Task instructions
Tally every line featuring "marker", then give that tally alone.

Data listing

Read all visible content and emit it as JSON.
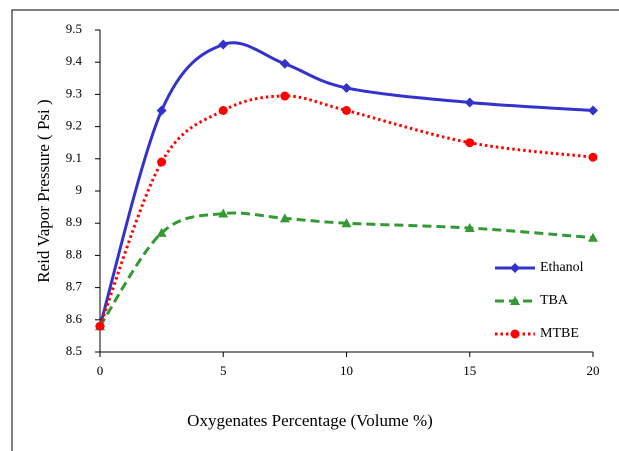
{
  "chart_data": {
    "type": "line",
    "xlabel": "Oxygenates Percentage (Volume %)",
    "ylabel": "Reid Vapor Pressure ( Psi )",
    "x": [
      0,
      2.5,
      5,
      7.5,
      10,
      15,
      20
    ],
    "series": [
      {
        "name": "Ethanol",
        "color": "#3333cc",
        "marker": "diamond",
        "dash": "solid",
        "values": [
          8.58,
          9.25,
          9.455,
          9.395,
          9.32,
          9.275,
          9.25
        ]
      },
      {
        "name": "TBA",
        "color": "#339933",
        "marker": "triangle",
        "dash": "dashed",
        "values": [
          8.58,
          8.87,
          8.93,
          8.915,
          8.9,
          8.885,
          8.855
        ]
      },
      {
        "name": "MTBE",
        "color": "#ff0000",
        "marker": "circle",
        "dash": "dotted",
        "values": [
          8.58,
          9.09,
          9.25,
          9.295,
          9.25,
          9.15,
          9.105
        ]
      }
    ],
    "xlim": [
      0,
      20
    ],
    "xticks": [
      0,
      5,
      10,
      15,
      20
    ],
    "ylim": [
      8.5,
      9.5
    ],
    "yticks": [
      8.5,
      8.6,
      8.7,
      8.8,
      8.9,
      9,
      9.1,
      9.2,
      9.3,
      9.4,
      9.5
    ],
    "legend": "right"
  }
}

Task solution
3